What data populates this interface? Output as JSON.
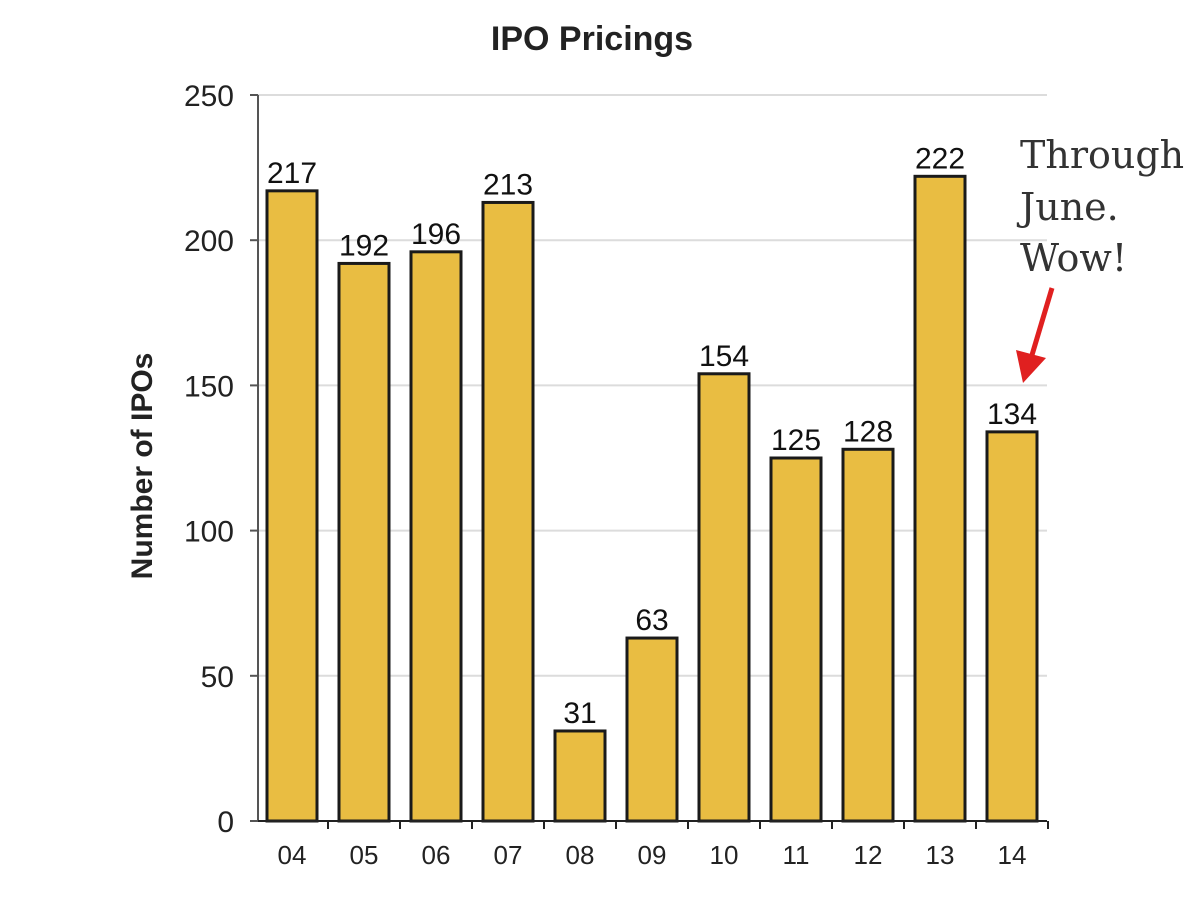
{
  "chart_data": {
    "type": "bar",
    "title": "IPO Pricings",
    "xlabel": "",
    "ylabel": "Number of IPOs",
    "categories": [
      "04",
      "05",
      "06",
      "07",
      "08",
      "09",
      "10",
      "11",
      "12",
      "13",
      "14"
    ],
    "values": [
      217,
      192,
      196,
      213,
      31,
      63,
      154,
      125,
      128,
      222,
      134
    ],
    "ylim": [
      0,
      250
    ],
    "yticks": [
      0,
      50,
      100,
      150,
      200,
      250
    ],
    "grid": true,
    "bar_color": "#e9bd42",
    "annotation": {
      "lines": [
        "Through",
        "June.",
        "Wow!"
      ],
      "target_category": "14",
      "arrow_color": "#e02020"
    }
  }
}
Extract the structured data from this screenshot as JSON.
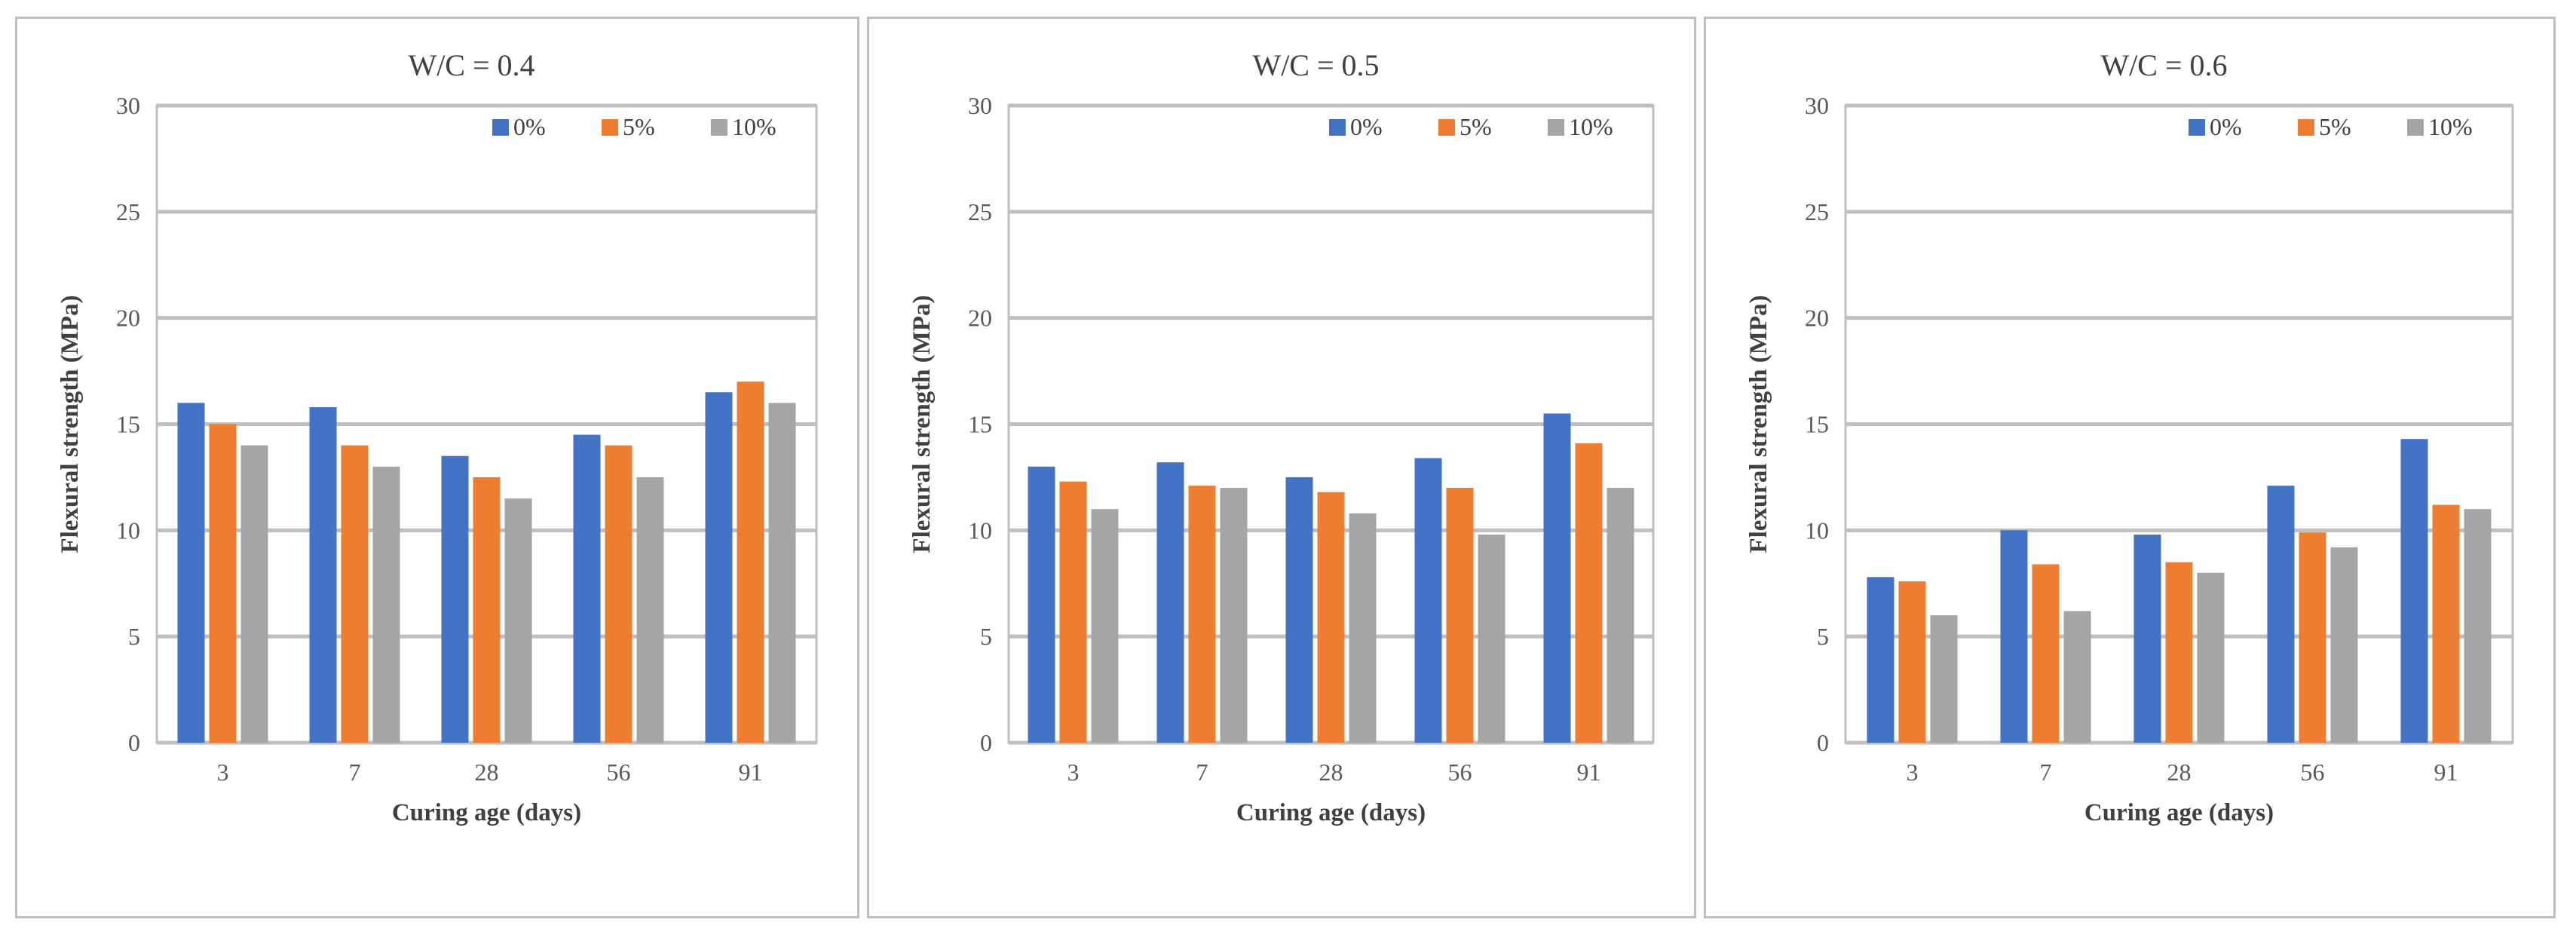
{
  "figure": {
    "colors": {
      "0%": "#4472c4",
      "5%": "#ed7d31",
      "10%": "#a5a5a5"
    },
    "gridline_color": "#bfbfbf",
    "frame_color": "#bfbfbf"
  },
  "chart_data": [
    {
      "type": "bar",
      "title": "W/C = 0.4",
      "xlabel": "Curing age (days)",
      "ylabel": "Flexural strength (MPa)",
      "ylim": [
        0,
        30
      ],
      "yticks": [
        0,
        5,
        10,
        15,
        20,
        25,
        30
      ],
      "categories": [
        "3",
        "7",
        "28",
        "56",
        "91"
      ],
      "legend_position": "top-right",
      "series": [
        {
          "name": "0%",
          "values": [
            16.0,
            15.8,
            13.5,
            14.5,
            16.5
          ]
        },
        {
          "name": "5%",
          "values": [
            15.0,
            14.0,
            12.5,
            14.0,
            17.0
          ]
        },
        {
          "name": "10%",
          "values": [
            14.0,
            13.0,
            11.5,
            12.5,
            16.0
          ]
        }
      ]
    },
    {
      "type": "bar",
      "title": "W/C = 0.5",
      "xlabel": "Curing age (days)",
      "ylabel": "Flexural strength (MPa)",
      "ylim": [
        0,
        30
      ],
      "yticks": [
        0,
        5,
        10,
        15,
        20,
        25,
        30
      ],
      "categories": [
        "3",
        "7",
        "28",
        "56",
        "91"
      ],
      "legend_position": "top-right",
      "series": [
        {
          "name": "0%",
          "values": [
            13.0,
            13.2,
            12.5,
            13.4,
            15.5
          ]
        },
        {
          "name": "5%",
          "values": [
            12.3,
            12.1,
            11.8,
            12.0,
            14.1
          ]
        },
        {
          "name": "10%",
          "values": [
            11.0,
            12.0,
            10.8,
            9.8,
            12.0
          ]
        }
      ]
    },
    {
      "type": "bar",
      "title": "W/C = 0.6",
      "xlabel": "Curing age (days)",
      "ylabel": "Flexural strength (MPa)",
      "ylim": [
        0,
        30
      ],
      "yticks": [
        0,
        5,
        10,
        15,
        20,
        25,
        30
      ],
      "categories": [
        "3",
        "7",
        "28",
        "56",
        "91"
      ],
      "legend_position": "top-right",
      "series": [
        {
          "name": "0%",
          "values": [
            7.8,
            10.0,
            9.8,
            12.1,
            14.3
          ]
        },
        {
          "name": "5%",
          "values": [
            7.6,
            8.4,
            8.5,
            9.9,
            11.2
          ]
        },
        {
          "name": "10%",
          "values": [
            6.0,
            6.2,
            8.0,
            9.2,
            11.0
          ]
        }
      ]
    }
  ]
}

_EXERCISE DESCRIPTION_: Strip out the images, then output the records above word for word.

_CORRECT RESULT_:
What data populates this interface? Output as JSON.
{
  "chart_data": {
    "type": "bar",
    "title": "IPO Pricings",
    "xlabel": "",
    "ylabel": "Number of IPOs",
    "categories": [
      "04",
      "05",
      "06",
      "07",
      "08",
      "09",
      "10",
      "11",
      "12",
      "13",
      "14"
    ],
    "values": [
      217,
      192,
      196,
      213,
      31,
      63,
      154,
      125,
      128,
      222,
      134
    ],
    "ylim": [
      0,
      250
    ],
    "yticks": [
      0,
      50,
      100,
      150,
      200,
      250
    ],
    "grid": true,
    "bar_color": "#e9bd42",
    "annotation": {
      "lines": [
        "Through",
        "June.",
        "Wow!"
      ],
      "target_category": "14",
      "arrow_color": "#e02020"
    }
  }
}
Extract the structured data from this screenshot as JSON.
{
  "figure": {
    "colors": {
      "0%": "#4472c4",
      "5%": "#ed7d31",
      "10%": "#a5a5a5"
    },
    "gridline_color": "#bfbfbf",
    "frame_color": "#bfbfbf"
  },
  "chart_data": [
    {
      "type": "bar",
      "title": "W/C = 0.4",
      "xlabel": "Curing age (days)",
      "ylabel": "Flexural strength (MPa)",
      "ylim": [
        0,
        30
      ],
      "yticks": [
        0,
        5,
        10,
        15,
        20,
        25,
        30
      ],
      "categories": [
        "3",
        "7",
        "28",
        "56",
        "91"
      ],
      "legend_position": "top-right",
      "series": [
        {
          "name": "0%",
          "values": [
            16.0,
            15.8,
            13.5,
            14.5,
            16.5
          ]
        },
        {
          "name": "5%",
          "values": [
            15.0,
            14.0,
            12.5,
            14.0,
            17.0
          ]
        },
        {
          "name": "10%",
          "values": [
            14.0,
            13.0,
            11.5,
            12.5,
            16.0
          ]
        }
      ]
    },
    {
      "type": "bar",
      "title": "W/C = 0.5",
      "xlabel": "Curing age (days)",
      "ylabel": "Flexural strength (MPa)",
      "ylim": [
        0,
        30
      ],
      "yticks": [
        0,
        5,
        10,
        15,
        20,
        25,
        30
      ],
      "categories": [
        "3",
        "7",
        "28",
        "56",
        "91"
      ],
      "legend_position": "top-right",
      "series": [
        {
          "name": "0%",
          "values": [
            13.0,
            13.2,
            12.5,
            13.4,
            15.5
          ]
        },
        {
          "name": "5%",
          "values": [
            12.3,
            12.1,
            11.8,
            12.0,
            14.1
          ]
        },
        {
          "name": "10%",
          "values": [
            11.0,
            12.0,
            10.8,
            9.8,
            12.0
          ]
        }
      ]
    },
    {
      "type": "bar",
      "title": "W/C = 0.6",
      "xlabel": "Curing age (days)",
      "ylabel": "Flexural strength (MPa)",
      "ylim": [
        0,
        30
      ],
      "yticks": [
        0,
        5,
        10,
        15,
        20,
        25,
        30
      ],
      "categories": [
        "3",
        "7",
        "28",
        "56",
        "91"
      ],
      "legend_position": "top-right",
      "series": [
        {
          "name": "0%",
          "values": [
            7.8,
            10.0,
            9.8,
            12.1,
            14.3
          ]
        },
        {
          "name": "5%",
          "values": [
            7.6,
            8.4,
            8.5,
            9.9,
            11.2
          ]
        },
        {
          "name": "10%",
          "values": [
            6.0,
            6.2,
            8.0,
            9.2,
            11.0
          ]
        }
      ]
    }
  ]
}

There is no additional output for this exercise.